## Start Entries provided

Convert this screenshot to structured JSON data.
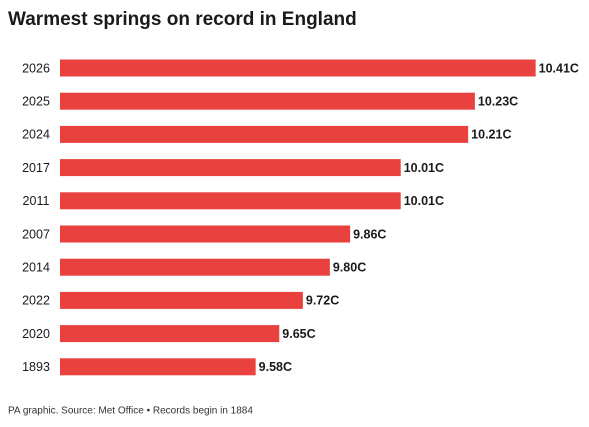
{
  "chart_data": {
    "type": "bar",
    "orientation": "horizontal",
    "title": "Warmest springs on record in England",
    "categories": [
      "2026",
      "2025",
      "2024",
      "2017",
      "2011",
      "2007",
      "2014",
      "2022",
      "2020",
      "1893"
    ],
    "values": [
      10.41,
      10.23,
      10.21,
      10.01,
      10.01,
      9.86,
      9.8,
      9.72,
      9.65,
      9.58
    ],
    "value_labels": [
      "10.41C",
      "10.23C",
      "10.21C",
      "10.01C",
      "10.01C",
      "9.86C",
      "9.80C",
      "9.72C",
      "9.65C",
      "9.58C"
    ],
    "color": "#e8413e",
    "xlim": [
      9,
      10.5
    ],
    "footnote": "PA graphic. Source: Met Office • Records begin in 1884"
  }
}
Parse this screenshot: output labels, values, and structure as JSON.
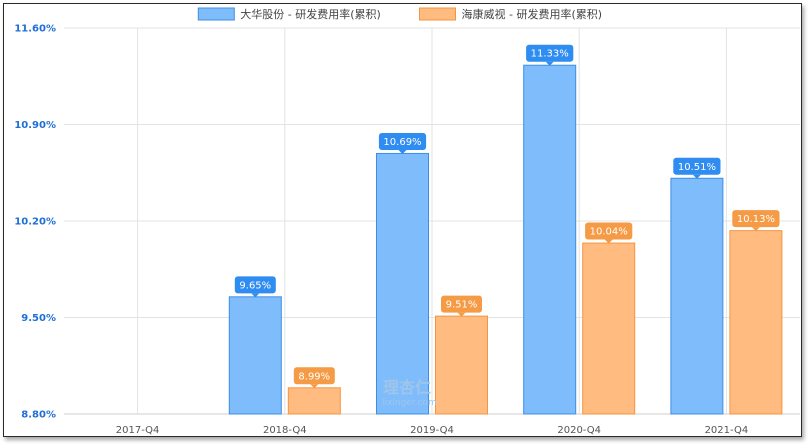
{
  "chart_data": {
    "type": "bar",
    "categories": [
      "2017-Q4",
      "2018-Q4",
      "2019-Q4",
      "2020-Q4",
      "2021-Q4"
    ],
    "series": [
      {
        "name": "大华股份 - 研发费用率(累积)",
        "color": "#7fbcfb",
        "border": "#3d8fe6",
        "label_bg": "#2f8cf0",
        "values": [
          null,
          9.65,
          10.69,
          11.33,
          10.51
        ],
        "labels": [
          "",
          "9.65%",
          "10.69%",
          "11.33%",
          "10.51%"
        ]
      },
      {
        "name": "海康威视 - 研发费用率(累积)",
        "color": "#ffbb80",
        "border": "#f5953f",
        "label_bg": "#f59a45",
        "values": [
          null,
          8.99,
          9.51,
          10.04,
          10.13
        ],
        "labels": [
          "",
          "8.99%",
          "9.51%",
          "10.04%",
          "10.13%"
        ]
      }
    ],
    "ylim": [
      8.8,
      11.6
    ],
    "yticks": [
      "8.80%",
      "9.50%",
      "10.20%",
      "10.90%",
      "11.60%"
    ],
    "grid": true,
    "legend_position": "top-center"
  },
  "watermark": {
    "title": "理杏仁",
    "sub": "lixinger.com"
  }
}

## End Entries provided

◆ Required task
Pick out the lines containing the string "研发费用率" and show them.

◆ Exercise response
        "name": "大华股份 - 研发费用率(累积)",
        "name": "海康威视 - 研发费用率(累积)",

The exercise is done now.